LISTED RECORDS
- - -
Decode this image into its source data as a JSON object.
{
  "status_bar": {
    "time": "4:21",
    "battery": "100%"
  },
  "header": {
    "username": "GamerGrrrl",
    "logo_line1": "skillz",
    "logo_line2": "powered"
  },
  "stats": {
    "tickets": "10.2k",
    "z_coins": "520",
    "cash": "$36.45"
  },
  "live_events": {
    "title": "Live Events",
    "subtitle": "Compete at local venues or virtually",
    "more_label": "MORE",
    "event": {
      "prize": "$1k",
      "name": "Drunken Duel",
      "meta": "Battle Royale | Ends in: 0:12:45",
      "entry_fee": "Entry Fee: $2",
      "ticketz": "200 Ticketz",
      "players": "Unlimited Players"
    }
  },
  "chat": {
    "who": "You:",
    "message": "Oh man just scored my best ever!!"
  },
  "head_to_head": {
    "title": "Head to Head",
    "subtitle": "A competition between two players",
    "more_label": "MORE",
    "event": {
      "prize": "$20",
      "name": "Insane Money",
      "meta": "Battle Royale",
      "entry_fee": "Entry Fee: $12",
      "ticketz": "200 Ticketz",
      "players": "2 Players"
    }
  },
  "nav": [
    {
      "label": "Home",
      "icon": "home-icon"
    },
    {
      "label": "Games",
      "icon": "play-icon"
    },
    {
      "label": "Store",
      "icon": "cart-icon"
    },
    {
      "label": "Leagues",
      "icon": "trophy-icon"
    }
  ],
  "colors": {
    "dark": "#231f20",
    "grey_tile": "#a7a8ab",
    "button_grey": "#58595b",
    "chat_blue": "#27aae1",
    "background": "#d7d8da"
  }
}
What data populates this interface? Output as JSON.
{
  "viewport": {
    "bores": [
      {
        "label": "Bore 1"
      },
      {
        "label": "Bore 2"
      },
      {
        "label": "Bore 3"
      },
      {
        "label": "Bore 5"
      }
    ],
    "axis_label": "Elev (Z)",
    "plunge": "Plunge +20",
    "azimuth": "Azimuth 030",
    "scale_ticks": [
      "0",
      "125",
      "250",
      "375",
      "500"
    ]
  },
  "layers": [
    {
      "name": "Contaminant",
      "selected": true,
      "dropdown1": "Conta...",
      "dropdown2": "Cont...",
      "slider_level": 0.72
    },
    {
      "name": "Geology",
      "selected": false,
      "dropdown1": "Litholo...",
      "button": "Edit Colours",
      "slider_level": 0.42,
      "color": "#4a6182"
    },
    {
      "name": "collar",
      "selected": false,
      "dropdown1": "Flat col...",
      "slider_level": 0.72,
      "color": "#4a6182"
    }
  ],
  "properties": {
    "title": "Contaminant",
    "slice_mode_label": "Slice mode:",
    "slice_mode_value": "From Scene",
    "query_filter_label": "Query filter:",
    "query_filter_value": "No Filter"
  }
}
- - -
GIVEN TASK
Where a line in the entries holds the word "data", copy that line.

EXERCISE ANSWER
Decode this image into its source data as a JSON object.
What data populates this interface? Output as JSON.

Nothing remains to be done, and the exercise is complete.